> **INSTRUCTIONS TO FOLLOW**
Return all lines in the material below that contain "full".

> **DATA SHOWN**
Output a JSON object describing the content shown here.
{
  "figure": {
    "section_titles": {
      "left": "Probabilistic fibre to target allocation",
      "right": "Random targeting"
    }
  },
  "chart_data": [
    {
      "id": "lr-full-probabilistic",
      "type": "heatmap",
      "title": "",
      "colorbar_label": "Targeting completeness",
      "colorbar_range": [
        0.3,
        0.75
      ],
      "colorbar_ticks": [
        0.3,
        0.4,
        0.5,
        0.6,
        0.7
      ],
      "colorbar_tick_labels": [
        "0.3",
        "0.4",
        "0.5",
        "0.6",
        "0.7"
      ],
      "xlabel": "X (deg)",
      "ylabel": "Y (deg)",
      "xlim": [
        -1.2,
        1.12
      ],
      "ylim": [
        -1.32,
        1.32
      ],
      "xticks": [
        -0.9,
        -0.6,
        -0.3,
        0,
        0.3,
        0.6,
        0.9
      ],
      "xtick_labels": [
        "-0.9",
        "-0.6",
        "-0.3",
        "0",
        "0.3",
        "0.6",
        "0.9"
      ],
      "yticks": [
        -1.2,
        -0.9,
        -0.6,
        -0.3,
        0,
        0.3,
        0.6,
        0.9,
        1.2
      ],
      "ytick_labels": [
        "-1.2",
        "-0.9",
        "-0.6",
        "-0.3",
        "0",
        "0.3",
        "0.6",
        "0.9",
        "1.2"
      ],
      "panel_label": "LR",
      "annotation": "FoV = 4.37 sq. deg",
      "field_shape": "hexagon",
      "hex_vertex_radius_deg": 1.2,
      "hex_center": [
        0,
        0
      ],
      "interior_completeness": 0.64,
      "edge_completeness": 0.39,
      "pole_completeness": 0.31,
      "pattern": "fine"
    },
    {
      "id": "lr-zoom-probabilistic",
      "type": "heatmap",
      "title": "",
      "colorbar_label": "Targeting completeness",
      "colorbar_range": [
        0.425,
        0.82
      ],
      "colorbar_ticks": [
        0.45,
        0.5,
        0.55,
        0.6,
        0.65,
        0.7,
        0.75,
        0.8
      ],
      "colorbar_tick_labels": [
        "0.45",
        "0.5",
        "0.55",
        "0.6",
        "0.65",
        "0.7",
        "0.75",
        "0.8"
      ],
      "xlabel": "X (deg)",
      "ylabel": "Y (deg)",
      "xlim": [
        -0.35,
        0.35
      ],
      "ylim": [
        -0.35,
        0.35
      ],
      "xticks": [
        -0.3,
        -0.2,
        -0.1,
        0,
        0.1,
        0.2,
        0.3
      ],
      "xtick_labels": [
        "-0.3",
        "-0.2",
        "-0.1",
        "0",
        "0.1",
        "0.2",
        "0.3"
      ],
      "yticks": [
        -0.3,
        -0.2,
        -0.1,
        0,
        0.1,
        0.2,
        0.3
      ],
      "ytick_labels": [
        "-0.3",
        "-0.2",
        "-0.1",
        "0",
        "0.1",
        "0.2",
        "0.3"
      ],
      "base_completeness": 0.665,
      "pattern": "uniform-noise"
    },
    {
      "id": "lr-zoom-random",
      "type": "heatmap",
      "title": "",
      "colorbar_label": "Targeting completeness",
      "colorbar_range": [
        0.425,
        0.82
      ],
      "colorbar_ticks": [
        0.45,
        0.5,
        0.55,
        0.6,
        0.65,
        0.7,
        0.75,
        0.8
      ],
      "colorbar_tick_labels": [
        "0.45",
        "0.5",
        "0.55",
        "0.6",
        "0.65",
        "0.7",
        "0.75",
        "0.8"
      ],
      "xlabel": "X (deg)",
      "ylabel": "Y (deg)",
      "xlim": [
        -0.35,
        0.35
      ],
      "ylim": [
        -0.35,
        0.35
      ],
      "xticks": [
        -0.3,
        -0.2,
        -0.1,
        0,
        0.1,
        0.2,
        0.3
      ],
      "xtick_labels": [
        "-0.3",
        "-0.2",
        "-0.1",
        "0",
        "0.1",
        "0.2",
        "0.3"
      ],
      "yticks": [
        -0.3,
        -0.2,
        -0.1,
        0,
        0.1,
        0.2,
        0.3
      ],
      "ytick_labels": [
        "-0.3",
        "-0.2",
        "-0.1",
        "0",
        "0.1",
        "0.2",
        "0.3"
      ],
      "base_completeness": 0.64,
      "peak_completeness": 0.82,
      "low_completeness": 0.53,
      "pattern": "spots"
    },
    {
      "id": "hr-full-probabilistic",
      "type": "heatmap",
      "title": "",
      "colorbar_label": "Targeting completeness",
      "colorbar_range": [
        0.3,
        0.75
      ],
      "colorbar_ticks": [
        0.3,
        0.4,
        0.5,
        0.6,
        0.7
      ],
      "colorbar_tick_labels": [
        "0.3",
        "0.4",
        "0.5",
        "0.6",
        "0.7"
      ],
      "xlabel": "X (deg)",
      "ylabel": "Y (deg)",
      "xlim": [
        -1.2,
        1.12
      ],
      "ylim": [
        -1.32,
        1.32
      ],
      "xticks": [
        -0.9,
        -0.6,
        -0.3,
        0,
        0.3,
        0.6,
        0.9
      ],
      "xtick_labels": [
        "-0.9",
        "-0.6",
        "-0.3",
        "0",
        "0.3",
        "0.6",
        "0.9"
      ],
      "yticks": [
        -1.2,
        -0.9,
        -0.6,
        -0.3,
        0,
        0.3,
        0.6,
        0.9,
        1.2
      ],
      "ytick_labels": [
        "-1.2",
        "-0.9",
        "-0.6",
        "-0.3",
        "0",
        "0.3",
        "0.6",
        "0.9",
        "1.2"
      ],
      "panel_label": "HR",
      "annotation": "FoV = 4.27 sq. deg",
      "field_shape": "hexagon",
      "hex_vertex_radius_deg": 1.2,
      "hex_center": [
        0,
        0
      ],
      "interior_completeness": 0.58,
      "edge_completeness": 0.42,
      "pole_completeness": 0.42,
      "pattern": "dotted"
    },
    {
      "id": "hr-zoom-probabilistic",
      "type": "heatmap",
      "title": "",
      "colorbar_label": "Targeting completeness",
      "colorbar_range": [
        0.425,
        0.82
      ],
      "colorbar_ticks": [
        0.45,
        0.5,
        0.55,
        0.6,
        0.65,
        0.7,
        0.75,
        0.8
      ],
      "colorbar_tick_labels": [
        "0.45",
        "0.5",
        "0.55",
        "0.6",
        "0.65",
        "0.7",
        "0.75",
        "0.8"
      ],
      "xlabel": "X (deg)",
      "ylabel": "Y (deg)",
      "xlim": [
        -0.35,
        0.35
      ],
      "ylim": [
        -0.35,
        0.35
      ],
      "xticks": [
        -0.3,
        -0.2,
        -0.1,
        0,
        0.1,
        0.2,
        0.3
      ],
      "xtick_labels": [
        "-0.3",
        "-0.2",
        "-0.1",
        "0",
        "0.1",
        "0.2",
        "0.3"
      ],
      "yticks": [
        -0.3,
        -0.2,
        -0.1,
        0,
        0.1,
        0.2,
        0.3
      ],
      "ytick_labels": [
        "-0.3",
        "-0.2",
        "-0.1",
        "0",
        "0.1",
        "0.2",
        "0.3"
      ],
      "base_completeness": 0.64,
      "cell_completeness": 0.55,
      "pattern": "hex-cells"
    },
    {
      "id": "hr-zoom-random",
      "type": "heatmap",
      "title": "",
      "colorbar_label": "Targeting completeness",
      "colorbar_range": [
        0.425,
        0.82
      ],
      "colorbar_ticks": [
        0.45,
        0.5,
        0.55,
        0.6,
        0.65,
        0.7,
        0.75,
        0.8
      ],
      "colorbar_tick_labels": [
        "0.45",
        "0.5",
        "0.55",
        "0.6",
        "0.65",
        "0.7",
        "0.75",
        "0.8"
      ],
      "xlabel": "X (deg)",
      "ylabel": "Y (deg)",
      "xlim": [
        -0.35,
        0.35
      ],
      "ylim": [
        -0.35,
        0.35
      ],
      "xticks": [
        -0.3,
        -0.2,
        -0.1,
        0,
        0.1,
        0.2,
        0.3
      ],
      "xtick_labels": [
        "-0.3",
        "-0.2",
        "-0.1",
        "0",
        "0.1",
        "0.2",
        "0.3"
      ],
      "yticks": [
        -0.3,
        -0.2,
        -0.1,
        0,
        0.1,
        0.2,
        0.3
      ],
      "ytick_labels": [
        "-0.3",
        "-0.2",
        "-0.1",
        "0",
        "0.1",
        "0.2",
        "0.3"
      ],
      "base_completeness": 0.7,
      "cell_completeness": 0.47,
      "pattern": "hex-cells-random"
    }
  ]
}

> **RESULT OF THIS EXERCISE**
      "id": "lr-full-probabilistic",
      "id": "hr-full-probabilistic",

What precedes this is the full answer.